WHAT THE TASK ASKS:
Below are some records; give them all again exactly, but not the pictures.

═══ PROVIDED RECORDS ═══

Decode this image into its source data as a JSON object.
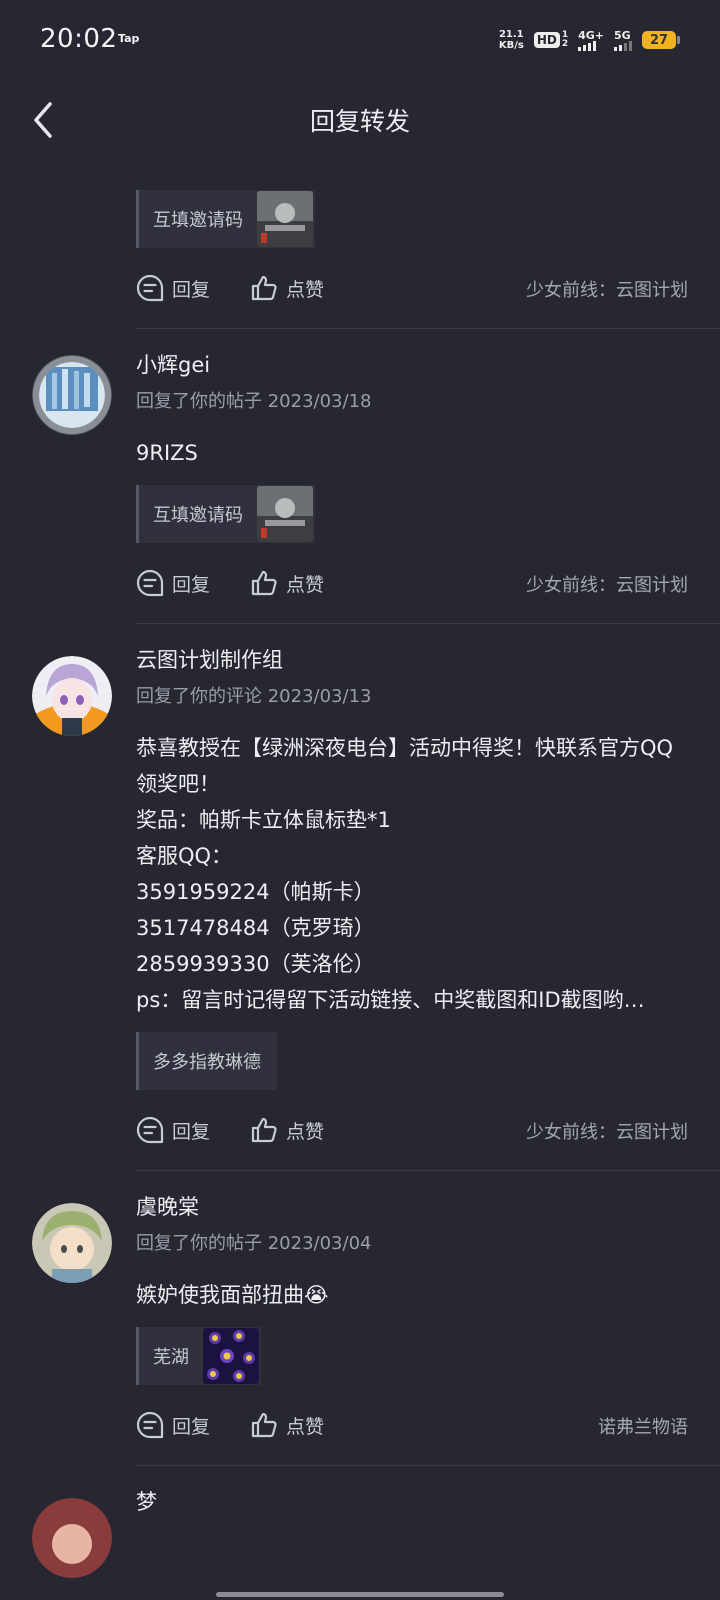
{
  "status": {
    "time": "20:02",
    "tap_label": "Tap",
    "net_speed_value": "21.1",
    "net_speed_unit": "KB/s",
    "hd_label": "HD",
    "hd_sub_top": "1",
    "hd_sub_bottom": "2",
    "net1_label": "4G+",
    "net2_label": "5G",
    "battery": "27"
  },
  "header": {
    "title": "回复转发"
  },
  "actions": {
    "reply_label": "回复",
    "like_label": "点赞"
  },
  "top_partial": {
    "quote_text": "互填邀请码",
    "source": "少女前线：云图计划"
  },
  "items": [
    {
      "name": "小辉gei",
      "meta": "回复了你的帖子 2023/03/18",
      "content": "9RIZS",
      "quote_text": "互填邀请码",
      "source": "少女前线：云图计划"
    },
    {
      "name": "云图计划制作组",
      "meta": "回复了你的评论 2023/03/13",
      "content": "恭喜教授在【绿洲深夜电台】活动中得奖！快联系官方QQ领奖吧！\n奖品：帕斯卡立体鼠标垫*1\n客服QQ：\n3591959224（帕斯卡）\n3517478484（克罗琦）\n2859939330（芙洛伦）\nps：留言时记得留下活动链接、中奖截图和ID截图哟…",
      "quote_text": "多多指教琳德",
      "source": "少女前线：云图计划"
    },
    {
      "name": "虞晚棠",
      "meta": "回复了你的帖子 2023/03/04",
      "content": "嫉妒使我面部扭曲😭",
      "quote_text": "芜湖",
      "source": "诺弗兰物语"
    },
    {
      "name": "梦"
    }
  ]
}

═══

THE REPLY:
Decode this image into its source data as a JSON object.
{
  "status": {
    "time": "20:02",
    "tap_label": "Tap",
    "net_speed_value": "21.1",
    "net_speed_unit": "KB/s",
    "hd_label": "HD",
    "hd_sub_top": "1",
    "hd_sub_bottom": "2",
    "net1_label": "4G+",
    "net2_label": "5G",
    "battery": "27"
  },
  "header": {
    "title": "回复转发"
  },
  "actions": {
    "reply_label": "回复",
    "like_label": "点赞"
  },
  "top_partial": {
    "quote_text": "互填邀请码",
    "source": "少女前线：云图计划"
  },
  "items": [
    {
      "name": "小辉gei",
      "meta": "回复了你的帖子 2023/03/18",
      "content": "9RIZS",
      "quote_text": "互填邀请码",
      "source": "少女前线：云图计划"
    },
    {
      "name": "云图计划制作组",
      "meta": "回复了你的评论 2023/03/13",
      "content": "恭喜教授在【绿洲深夜电台】活动中得奖！快联系官方QQ领奖吧！\n奖品：帕斯卡立体鼠标垫*1\n客服QQ：\n3591959224（帕斯卡）\n3517478484（克罗琦）\n2859939330（芙洛伦）\nps：留言时记得留下活动链接、中奖截图和ID截图哟…",
      "quote_text": "多多指教琳德",
      "source": "少女前线：云图计划"
    },
    {
      "name": "虞晚棠",
      "meta": "回复了你的帖子 2023/03/04",
      "content": "嫉妒使我面部扭曲😭",
      "quote_text": "芜湖",
      "source": "诺弗兰物语"
    },
    {
      "name": "梦"
    }
  ]
}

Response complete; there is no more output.